Records

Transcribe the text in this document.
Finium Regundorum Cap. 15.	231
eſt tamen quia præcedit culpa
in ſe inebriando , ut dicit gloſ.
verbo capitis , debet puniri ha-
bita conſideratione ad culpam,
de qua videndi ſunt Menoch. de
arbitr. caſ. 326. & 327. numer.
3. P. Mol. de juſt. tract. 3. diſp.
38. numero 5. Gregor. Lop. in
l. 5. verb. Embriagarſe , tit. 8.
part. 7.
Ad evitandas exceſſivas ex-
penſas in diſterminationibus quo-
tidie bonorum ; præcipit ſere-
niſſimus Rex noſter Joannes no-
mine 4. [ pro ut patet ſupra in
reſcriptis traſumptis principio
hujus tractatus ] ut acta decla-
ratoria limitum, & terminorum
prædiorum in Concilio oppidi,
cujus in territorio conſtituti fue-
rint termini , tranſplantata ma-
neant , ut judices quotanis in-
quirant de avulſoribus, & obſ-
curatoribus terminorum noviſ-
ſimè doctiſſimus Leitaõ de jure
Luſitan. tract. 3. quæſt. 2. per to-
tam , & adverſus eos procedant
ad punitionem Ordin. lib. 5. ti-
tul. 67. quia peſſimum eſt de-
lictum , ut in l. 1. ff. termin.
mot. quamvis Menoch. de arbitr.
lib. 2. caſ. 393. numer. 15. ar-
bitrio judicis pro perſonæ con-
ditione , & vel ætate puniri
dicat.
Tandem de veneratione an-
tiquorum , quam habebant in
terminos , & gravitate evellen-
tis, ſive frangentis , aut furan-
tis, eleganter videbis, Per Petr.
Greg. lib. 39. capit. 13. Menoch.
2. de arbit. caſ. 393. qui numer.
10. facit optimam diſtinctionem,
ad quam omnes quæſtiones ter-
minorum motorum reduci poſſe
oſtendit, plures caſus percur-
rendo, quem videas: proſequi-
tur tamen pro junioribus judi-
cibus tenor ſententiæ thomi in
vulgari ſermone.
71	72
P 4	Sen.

What you are asked to do
What is the number of lines that hold the string "terminorum"? Give it alone.

Result
2